> **WORK INSTRUCTIONS**:
In the Juju network thread, update everything from "2017-10-12 Thread Ian" down to "in those terms." so that "relation settings" replaces "relation data".

> **EXCERPT**:
* START *
Re: default network space

2017-10-12 Thread Ian Booth
Copying in the Juju list also

On 12/10/17 22:18, Ian Booth wrote:
> I'd like to understand the use case you have in mind a little better. The
> premise of the network-get output is that charms should not think about public
> vs private addresses in terms of what to put into relation data - the other
> remote unit should not be exposed to things in those terms.
> 
> There's some doc here to explain things in more detail
> 
> https://jujucharms.com/docs/master/developer-network-primitives
> 
> The TL;DR: is that charms need to care about:
> - what address do I bind to (listen on)
> - what address do external actors use to connect to me (ingress)
> 
> Depending on how the charm has been deployed, and more specifically whether it
> is in a cross model relation, the ingress address might be either the public 
> or
> private address. Juju will decide based on a number of factors (whether models
> are deployed to same region, vpc, other provider specific aspects) and 
> populate
> the network-get data accordingly. NOTE: for now Juju will always pick the 
> public
> address (if there is one) for the ingress value for cross model relations - 
> the
> algorithm to short circuit to a cloud local address is not yet finished.
> 
> The content of the bind-addresses block is space aware in that these are
> filtered based on the space with which the specified endpoint is associated. 
> The
> network-get output though should not include any space information explicitly 
> -
> this is a concern which a charm should not care about.
> 
> 
> On 12/10/17 13:35, James Beedy wrote:
>> Hello all,
>>
>> In case you haven't noticed, we now have a network_get() function available
>> in charmhelpers.core.hookenv (in master, not stable).
* END *
> **INFORMATION PROVIDED**:
* START *
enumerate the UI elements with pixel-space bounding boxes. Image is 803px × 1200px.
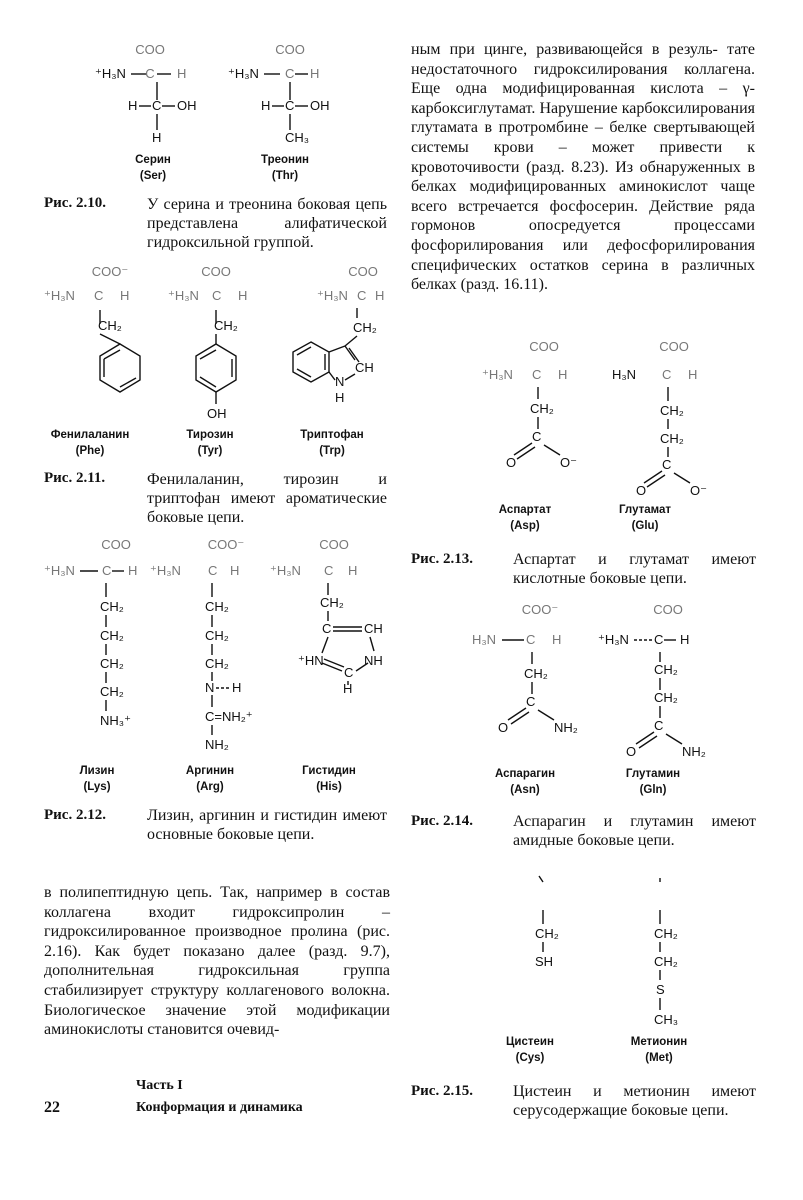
* END *
> **RESPONSE**:
2017-10-12 Thread Ian Booth
Copying in the Juju list also

On 12/10/17 22:18, Ian Booth wrote:
> I'd like to understand the use case you have in mind a little better. The
> premise of the network-get output is that charms should not think about public
> vs private addresses in terms of what to put into relation settings - the other
> remote unit should not be exposed to things in those terms.